[Recorded data]
********
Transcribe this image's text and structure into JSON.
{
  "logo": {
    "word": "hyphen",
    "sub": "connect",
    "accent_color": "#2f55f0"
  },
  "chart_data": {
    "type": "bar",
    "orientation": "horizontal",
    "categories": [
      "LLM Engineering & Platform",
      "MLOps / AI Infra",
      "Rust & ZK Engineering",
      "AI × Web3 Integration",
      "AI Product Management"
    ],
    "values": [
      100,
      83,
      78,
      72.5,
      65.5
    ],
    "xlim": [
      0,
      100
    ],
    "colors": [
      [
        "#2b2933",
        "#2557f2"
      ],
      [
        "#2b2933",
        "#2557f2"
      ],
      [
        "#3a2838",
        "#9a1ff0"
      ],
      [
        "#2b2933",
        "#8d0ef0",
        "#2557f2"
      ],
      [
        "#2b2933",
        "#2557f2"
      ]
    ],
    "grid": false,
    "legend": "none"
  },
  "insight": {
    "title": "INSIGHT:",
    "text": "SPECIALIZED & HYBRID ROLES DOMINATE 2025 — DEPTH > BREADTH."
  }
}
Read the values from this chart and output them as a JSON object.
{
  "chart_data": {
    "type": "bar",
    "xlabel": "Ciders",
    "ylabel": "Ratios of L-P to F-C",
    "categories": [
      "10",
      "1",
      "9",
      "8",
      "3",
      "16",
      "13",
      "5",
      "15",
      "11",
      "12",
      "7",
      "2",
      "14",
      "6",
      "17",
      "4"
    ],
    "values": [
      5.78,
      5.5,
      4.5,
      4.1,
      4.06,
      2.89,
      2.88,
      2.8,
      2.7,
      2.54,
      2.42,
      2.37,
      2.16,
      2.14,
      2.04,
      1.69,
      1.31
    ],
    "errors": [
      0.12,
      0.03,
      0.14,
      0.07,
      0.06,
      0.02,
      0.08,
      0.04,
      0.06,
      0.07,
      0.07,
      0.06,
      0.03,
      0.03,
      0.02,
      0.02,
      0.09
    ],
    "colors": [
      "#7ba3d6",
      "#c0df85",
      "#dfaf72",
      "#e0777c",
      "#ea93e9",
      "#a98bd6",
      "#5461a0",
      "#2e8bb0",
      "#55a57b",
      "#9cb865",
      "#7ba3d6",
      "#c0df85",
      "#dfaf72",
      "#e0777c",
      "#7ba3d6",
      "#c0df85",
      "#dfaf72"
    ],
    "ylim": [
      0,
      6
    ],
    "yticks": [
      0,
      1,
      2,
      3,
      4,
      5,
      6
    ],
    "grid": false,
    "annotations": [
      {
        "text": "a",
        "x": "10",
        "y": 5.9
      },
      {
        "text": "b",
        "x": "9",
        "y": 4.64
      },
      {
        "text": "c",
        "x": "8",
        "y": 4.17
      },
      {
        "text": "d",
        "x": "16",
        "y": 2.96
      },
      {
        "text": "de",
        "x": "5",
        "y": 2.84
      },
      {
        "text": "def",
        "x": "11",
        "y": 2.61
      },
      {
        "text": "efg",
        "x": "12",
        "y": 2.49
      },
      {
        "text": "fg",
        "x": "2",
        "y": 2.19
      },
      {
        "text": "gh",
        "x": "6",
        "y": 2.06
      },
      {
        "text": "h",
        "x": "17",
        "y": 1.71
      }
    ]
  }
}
********
**What to work on**
From the records above, work out how many lines contain the string "this". Give only the number.

**Finished task**
2